TASK ITEM => All of the data that appears below is to be given again precisely as written.

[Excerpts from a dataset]
- - - -
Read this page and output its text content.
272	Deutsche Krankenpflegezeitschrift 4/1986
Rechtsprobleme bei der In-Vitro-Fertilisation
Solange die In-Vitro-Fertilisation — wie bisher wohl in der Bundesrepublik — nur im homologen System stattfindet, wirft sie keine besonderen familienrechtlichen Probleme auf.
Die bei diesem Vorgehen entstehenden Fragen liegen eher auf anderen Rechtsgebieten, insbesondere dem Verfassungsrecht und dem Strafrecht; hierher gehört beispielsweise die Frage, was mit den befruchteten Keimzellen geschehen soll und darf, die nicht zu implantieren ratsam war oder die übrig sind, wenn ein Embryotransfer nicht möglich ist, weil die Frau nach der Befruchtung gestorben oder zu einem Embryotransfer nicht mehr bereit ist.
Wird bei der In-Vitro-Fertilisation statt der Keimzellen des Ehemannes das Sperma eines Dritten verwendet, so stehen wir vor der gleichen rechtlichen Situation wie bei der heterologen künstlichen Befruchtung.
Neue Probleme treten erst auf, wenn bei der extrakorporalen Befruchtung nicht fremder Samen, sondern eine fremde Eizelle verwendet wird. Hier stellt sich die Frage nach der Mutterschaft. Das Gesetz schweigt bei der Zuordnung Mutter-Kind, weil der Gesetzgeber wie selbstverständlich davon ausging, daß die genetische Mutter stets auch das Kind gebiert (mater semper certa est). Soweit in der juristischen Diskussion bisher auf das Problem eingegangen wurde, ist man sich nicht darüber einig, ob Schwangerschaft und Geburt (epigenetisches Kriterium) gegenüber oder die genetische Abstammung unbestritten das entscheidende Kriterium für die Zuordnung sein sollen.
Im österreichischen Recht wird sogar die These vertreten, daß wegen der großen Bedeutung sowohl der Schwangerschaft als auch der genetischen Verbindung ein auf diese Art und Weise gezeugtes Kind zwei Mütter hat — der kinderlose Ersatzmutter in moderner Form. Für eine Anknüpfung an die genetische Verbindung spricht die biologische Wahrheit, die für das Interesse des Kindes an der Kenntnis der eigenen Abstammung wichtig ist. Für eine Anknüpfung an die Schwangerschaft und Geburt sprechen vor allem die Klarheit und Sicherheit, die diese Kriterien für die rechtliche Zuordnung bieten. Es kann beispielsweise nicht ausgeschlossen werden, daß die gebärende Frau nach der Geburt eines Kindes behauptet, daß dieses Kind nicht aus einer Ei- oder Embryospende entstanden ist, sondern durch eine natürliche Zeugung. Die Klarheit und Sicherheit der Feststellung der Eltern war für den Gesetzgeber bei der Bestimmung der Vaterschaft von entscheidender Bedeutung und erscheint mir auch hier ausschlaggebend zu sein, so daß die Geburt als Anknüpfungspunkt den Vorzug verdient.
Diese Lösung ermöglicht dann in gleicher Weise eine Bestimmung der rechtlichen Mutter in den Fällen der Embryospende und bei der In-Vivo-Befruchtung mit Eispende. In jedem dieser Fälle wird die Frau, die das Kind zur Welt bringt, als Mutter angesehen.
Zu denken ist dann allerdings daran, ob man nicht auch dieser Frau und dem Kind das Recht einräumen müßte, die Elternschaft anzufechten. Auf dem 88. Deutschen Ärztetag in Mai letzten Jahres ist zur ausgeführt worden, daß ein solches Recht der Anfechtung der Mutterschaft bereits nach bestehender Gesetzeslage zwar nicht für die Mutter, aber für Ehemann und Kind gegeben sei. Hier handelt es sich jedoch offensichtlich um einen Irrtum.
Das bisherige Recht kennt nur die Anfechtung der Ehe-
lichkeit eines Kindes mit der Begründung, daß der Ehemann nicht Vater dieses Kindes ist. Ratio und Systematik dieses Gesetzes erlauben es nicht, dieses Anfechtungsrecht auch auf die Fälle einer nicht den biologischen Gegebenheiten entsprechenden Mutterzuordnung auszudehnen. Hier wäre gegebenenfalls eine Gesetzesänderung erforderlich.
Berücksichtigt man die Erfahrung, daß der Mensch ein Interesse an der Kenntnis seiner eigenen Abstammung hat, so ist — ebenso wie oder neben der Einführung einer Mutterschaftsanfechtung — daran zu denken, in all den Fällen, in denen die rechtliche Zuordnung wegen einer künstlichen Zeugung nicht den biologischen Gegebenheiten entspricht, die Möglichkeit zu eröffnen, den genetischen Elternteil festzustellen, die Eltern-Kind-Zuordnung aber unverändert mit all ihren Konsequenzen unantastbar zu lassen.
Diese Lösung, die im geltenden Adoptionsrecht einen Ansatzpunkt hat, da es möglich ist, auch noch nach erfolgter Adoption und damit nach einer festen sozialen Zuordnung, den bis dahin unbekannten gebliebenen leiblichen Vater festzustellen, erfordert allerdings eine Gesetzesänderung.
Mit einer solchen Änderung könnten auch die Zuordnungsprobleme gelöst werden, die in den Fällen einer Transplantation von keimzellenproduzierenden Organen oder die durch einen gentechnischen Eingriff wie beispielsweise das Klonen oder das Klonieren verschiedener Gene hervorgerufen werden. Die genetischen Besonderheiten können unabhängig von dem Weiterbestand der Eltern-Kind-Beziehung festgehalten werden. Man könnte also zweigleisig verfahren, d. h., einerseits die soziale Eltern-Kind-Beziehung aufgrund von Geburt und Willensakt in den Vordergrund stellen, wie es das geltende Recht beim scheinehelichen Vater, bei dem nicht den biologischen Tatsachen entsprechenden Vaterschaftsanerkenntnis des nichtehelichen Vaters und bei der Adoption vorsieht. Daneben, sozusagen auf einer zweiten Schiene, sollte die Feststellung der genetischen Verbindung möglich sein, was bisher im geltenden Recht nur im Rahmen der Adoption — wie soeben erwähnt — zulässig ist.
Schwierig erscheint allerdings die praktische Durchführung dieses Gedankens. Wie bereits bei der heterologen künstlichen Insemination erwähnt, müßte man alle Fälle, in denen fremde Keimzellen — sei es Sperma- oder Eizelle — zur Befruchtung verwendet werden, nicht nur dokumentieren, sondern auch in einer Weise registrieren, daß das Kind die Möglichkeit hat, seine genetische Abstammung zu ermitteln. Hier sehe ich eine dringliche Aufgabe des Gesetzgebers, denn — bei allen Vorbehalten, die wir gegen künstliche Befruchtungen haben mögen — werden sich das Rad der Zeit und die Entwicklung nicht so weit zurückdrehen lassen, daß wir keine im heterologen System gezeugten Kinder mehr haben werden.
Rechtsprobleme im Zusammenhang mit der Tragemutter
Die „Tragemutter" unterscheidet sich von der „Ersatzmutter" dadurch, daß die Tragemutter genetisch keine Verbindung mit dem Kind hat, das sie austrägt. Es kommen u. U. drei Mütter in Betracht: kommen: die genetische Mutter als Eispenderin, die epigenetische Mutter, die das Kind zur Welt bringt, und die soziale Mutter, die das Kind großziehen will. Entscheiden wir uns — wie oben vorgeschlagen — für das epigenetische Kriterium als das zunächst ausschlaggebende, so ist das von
- - - -
SOLUTION TO THIS PROBLEM =>
Read this page and output its text content.
272	Deutsche Krankenpflegezeitschrift 4/1986
Rechtsprobleme bei der In-Vitro-Fertilisation
Solange die In-Vitro-Fertilisation — wie bisher wohl in der Bundesrepublik — nur im homologen System stattfindet, wirft sie keine besonderen familienrechtlichen Probleme auf.
Die bei diesem Vorgehen entstehenden Fragen liegen eher auf anderen Rechtsgebieten, insbesondere dem Verfassungsrecht und dem Strafrecht; hierher gehört beispielsweise die Frage, was mit den befruchteten Keimzellen geschehen soll und darf, die nicht zu implantieren ratsam war oder die übrig sind, wenn ein Embryotransfer nicht möglich ist, weil die Frau nach der Befruchtung gestorben oder zu einem Embryotransfer nicht mehr bereit ist.
Wird bei der In-Vitro-Fertilisation statt der Keimzellen des Ehemannes das Sperma eines Dritten verwendet, so stehen wir vor der gleichen rechtlichen Situation wie bei der heterologen künstlichen Befruchtung.
Neue Probleme treten erst auf, wenn bei der extrakorporalen Befruchtung nicht fremder Samen, sondern eine fremde Eizelle verwendet wird. Hier stellt sich die Frage nach der Mutterschaft. Das Gesetz schweigt bei der Zuordnung Mutter-Kind, weil der Gesetzgeber wie selbstverständlich davon ausging, daß die genetische Mutter stets auch das Kind gebiert (mater semper certa est). Soweit in der juristischen Diskussion bisher auf das Problem eingegangen wurde, ist man sich nicht darüber einig, ob Schwangerschaft und Geburt (epigenetisches Kriterium) gegenüber oder die genetische Abstammung unbestritten das entscheidende Kriterium für die Zuordnung sein sollen.
Im österreichischen Recht wird sogar die These vertreten, daß wegen der großen Bedeutung sowohl der Schwangerschaft als auch der genetischen Verbindung ein auf diese Art und Weise gezeugtes Kind zwei Mütter hat — der kinderlose Ersatzmutter in moderner Form. Für eine Anknüpfung an die genetische Verbindung spricht die biologische Wahrheit, die für das Interesse des Kindes an der Kenntnis der eigenen Abstammung wichtig ist. Für eine Anknüpfung an die Schwangerschaft und Geburt sprechen vor allem die Klarheit und Sicherheit, die diese Kriterien für die rechtliche Zuordnung bieten. Es kann beispielsweise nicht ausgeschlossen werden, daß die gebärende Frau nach der Geburt eines Kindes behauptet, daß dieses Kind nicht aus einer Ei- oder Embryospende entstanden ist, sondern durch eine natürliche Zeugung. Die Klarheit und Sicherheit der Feststellung der Eltern war für den Gesetzgeber bei der Bestimmung der Vaterschaft von entscheidender Bedeutung und erscheint mir auch hier ausschlaggebend zu sein, so daß die Geburt als Anknüpfungspunkt den Vorzug verdient.
Diese Lösung ermöglicht dann in gleicher Weise eine Bestimmung der rechtlichen Mutter in den Fällen der Embryospende und bei der In-Vivo-Befruchtung mit Eispende. In jedem dieser Fälle wird die Frau, die das Kind zur Welt bringt, als Mutter angesehen.
Zu denken ist dann allerdings daran, ob man nicht auch dieser Frau und dem Kind das Recht einräumen müßte, die Elternschaft anzufechten. Auf dem 88. Deutschen Ärztetag in Mai letzten Jahres ist zur ausgeführt worden, daß ein solches Recht der Anfechtung der Mutterschaft bereits nach bestehender Gesetzeslage zwar nicht für die Mutter, aber für Ehemann und Kind gegeben sei. Hier handelt es sich jedoch offensichtlich um einen Irrtum.
Das bisherige Recht kennt nur die Anfechtung der Ehe-
lichkeit eines Kindes mit der Begründung, daß der Ehemann nicht Vater dieses Kindes ist. Ratio und Systematik dieses Gesetzes erlauben es nicht, dieses Anfechtungsrecht auch auf die Fälle einer nicht den biologischen Gegebenheiten entsprechenden Mutterzuordnung auszudehnen. Hier wäre gegebenenfalls eine Gesetzesänderung erforderlich.
Berücksichtigt man die Erfahrung, daß der Mensch ein Interesse an der Kenntnis seiner eigenen Abstammung hat, so ist — ebenso wie oder neben der Einführung einer Mutterschaftsanfechtung — daran zu denken, in all den Fällen, in denen die rechtliche Zuordnung wegen einer künstlichen Zeugung nicht den biologischen Gegebenheiten entspricht, die Möglichkeit zu eröffnen, den genetischen Elternteil festzustellen, die Eltern-Kind-Zuordnung aber unverändert mit all ihren Konsequenzen unantastbar zu lassen.
Diese Lösung, die im geltenden Adoptionsrecht einen Ansatzpunkt hat, da es möglich ist, auch noch nach erfolgter Adoption und damit nach einer festen sozialen Zuordnung, den bis dahin unbekannten gebliebenen leiblichen Vater festzustellen, erfordert allerdings eine Gesetzesänderung.
Mit einer solchen Änderung könnten auch die Zuordnungsprobleme gelöst werden, die in den Fällen einer Transplantation von keimzellenproduzierenden Organen oder die durch einen gentechnischen Eingriff wie beispielsweise das Klonen oder das Klonieren verschiedener Gene hervorgerufen werden. Die genetischen Besonderheiten können unabhängig von dem Weiterbestand der Eltern-Kind-Beziehung festgehalten werden. Man könnte also zweigleisig verfahren, d. h., einerseits die soziale Eltern-Kind-Beziehung aufgrund von Geburt und Willensakt in den Vordergrund stellen, wie es das geltende Recht beim scheinehelichen Vater, bei dem nicht den biologischen Tatsachen entsprechenden Vaterschaftsanerkenntnis des nichtehelichen Vaters und bei der Adoption vorsieht. Daneben, sozusagen auf einer zweiten Schiene, sollte die Feststellung der genetischen Verbindung möglich sein, was bisher im geltenden Recht nur im Rahmen der Adoption — wie soeben erwähnt — zulässig ist.
Schwierig erscheint allerdings die praktische Durchführung dieses Gedankens. Wie bereits bei der heterologen künstlichen Insemination erwähnt, müßte man alle Fälle, in denen fremde Keimzellen — sei es Sperma- oder Eizelle — zur Befruchtung verwendet werden, nicht nur dokumentieren, sondern auch in einer Weise registrieren, daß das Kind die Möglichkeit hat, seine genetische Abstammung zu ermitteln. Hier sehe ich eine dringliche Aufgabe des Gesetzgebers, denn — bei allen Vorbehalten, die wir gegen künstliche Befruchtungen haben mögen — werden sich das Rad der Zeit und die Entwicklung nicht so weit zurückdrehen lassen, daß wir keine im heterologen System gezeugten Kinder mehr haben werden.
Rechtsprobleme im Zusammenhang mit der Tragemutter
Die „Tragemutter" unterscheidet sich von der „Ersatzmutter" dadurch, daß die Tragemutter genetisch keine Verbindung mit dem Kind hat, das sie austrägt. Es kommen u. U. drei Mütter in Betracht: kommen: die genetische Mutter als Eispenderin, die epigenetische Mutter, die das Kind zur Welt bringt, und die soziale Mutter, die das Kind großziehen will. Entscheiden wir uns — wie oben vorgeschlagen — für das epigenetische Kriterium als das zunächst ausschlaggebende, so ist das von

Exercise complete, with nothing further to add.